**Set exercise**
Report every line below that contains the word "General", copying each one in full.

**Records shown**
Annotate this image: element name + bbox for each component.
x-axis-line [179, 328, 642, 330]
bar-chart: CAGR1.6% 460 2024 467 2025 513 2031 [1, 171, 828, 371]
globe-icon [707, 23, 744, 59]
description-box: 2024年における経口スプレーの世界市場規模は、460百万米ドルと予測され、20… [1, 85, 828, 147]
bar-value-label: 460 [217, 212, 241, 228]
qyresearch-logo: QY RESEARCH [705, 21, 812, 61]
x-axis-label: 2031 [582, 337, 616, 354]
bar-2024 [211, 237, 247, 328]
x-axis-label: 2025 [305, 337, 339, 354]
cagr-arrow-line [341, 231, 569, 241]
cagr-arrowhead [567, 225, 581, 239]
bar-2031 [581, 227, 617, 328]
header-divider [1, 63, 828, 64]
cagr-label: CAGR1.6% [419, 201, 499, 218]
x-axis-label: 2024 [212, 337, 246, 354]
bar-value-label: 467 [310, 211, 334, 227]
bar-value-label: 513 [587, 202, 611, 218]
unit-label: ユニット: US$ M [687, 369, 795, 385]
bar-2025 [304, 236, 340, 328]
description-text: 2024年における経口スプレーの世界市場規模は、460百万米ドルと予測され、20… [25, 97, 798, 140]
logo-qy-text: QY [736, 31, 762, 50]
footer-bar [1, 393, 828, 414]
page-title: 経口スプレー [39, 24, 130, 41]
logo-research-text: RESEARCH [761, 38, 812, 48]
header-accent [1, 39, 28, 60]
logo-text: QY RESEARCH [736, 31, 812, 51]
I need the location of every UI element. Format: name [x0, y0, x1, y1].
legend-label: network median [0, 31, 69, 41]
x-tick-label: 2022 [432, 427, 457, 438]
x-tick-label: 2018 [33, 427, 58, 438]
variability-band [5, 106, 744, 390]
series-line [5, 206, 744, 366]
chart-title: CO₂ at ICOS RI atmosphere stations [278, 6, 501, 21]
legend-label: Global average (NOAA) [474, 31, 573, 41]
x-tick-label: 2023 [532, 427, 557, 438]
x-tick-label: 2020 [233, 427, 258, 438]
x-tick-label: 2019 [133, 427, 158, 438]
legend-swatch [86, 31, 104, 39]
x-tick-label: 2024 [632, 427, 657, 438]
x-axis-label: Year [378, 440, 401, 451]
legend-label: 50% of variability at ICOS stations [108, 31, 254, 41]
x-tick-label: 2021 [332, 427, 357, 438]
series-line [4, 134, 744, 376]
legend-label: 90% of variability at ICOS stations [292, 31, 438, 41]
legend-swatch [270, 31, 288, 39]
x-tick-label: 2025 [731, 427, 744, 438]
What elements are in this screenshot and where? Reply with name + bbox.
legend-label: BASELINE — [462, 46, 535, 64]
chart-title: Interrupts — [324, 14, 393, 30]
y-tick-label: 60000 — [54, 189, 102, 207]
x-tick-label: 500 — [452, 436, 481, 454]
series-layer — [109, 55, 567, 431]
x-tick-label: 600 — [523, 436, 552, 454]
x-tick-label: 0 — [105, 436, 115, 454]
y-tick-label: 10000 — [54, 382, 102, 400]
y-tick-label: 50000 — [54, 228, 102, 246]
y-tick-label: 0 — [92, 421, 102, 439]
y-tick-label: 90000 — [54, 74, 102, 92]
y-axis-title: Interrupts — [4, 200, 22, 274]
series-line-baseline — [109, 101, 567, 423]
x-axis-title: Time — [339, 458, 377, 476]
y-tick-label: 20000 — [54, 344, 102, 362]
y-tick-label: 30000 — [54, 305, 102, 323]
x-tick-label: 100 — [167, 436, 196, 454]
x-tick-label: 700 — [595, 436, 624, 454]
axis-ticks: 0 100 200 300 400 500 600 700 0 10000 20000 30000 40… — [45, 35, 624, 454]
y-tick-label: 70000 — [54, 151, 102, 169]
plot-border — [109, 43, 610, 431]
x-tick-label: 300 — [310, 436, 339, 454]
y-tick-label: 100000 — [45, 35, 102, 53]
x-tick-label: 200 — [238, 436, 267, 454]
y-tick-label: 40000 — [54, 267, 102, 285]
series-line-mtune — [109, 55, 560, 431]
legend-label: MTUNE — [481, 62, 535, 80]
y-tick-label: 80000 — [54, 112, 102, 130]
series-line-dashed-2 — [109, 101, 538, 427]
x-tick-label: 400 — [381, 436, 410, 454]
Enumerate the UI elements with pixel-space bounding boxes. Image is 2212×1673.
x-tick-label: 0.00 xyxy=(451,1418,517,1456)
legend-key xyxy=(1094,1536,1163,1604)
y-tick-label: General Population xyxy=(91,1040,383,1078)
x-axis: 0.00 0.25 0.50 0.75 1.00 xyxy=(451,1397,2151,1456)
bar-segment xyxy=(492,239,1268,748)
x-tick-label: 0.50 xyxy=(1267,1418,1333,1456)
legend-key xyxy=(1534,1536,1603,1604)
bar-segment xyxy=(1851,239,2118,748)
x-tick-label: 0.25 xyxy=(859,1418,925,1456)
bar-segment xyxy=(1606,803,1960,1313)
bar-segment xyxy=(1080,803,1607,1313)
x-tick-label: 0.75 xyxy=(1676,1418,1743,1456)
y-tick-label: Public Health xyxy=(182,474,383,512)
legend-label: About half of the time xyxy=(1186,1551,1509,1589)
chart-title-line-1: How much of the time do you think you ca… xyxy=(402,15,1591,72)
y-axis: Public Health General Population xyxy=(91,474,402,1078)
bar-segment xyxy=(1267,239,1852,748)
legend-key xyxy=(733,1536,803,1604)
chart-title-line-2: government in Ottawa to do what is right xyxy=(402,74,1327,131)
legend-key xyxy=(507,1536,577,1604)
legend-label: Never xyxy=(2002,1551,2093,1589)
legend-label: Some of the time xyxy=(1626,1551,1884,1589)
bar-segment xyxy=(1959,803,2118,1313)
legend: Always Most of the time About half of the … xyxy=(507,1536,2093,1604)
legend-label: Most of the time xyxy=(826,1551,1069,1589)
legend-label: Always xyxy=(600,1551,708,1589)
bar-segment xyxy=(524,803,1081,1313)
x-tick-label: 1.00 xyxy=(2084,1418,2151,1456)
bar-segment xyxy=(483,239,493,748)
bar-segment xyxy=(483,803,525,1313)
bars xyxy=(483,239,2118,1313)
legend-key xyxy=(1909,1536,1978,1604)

**Written reply**
y-tick-label: General Population xyxy=(91,1040,383,1078)
y-axis: Public Health General Population xyxy=(91,474,402,1078)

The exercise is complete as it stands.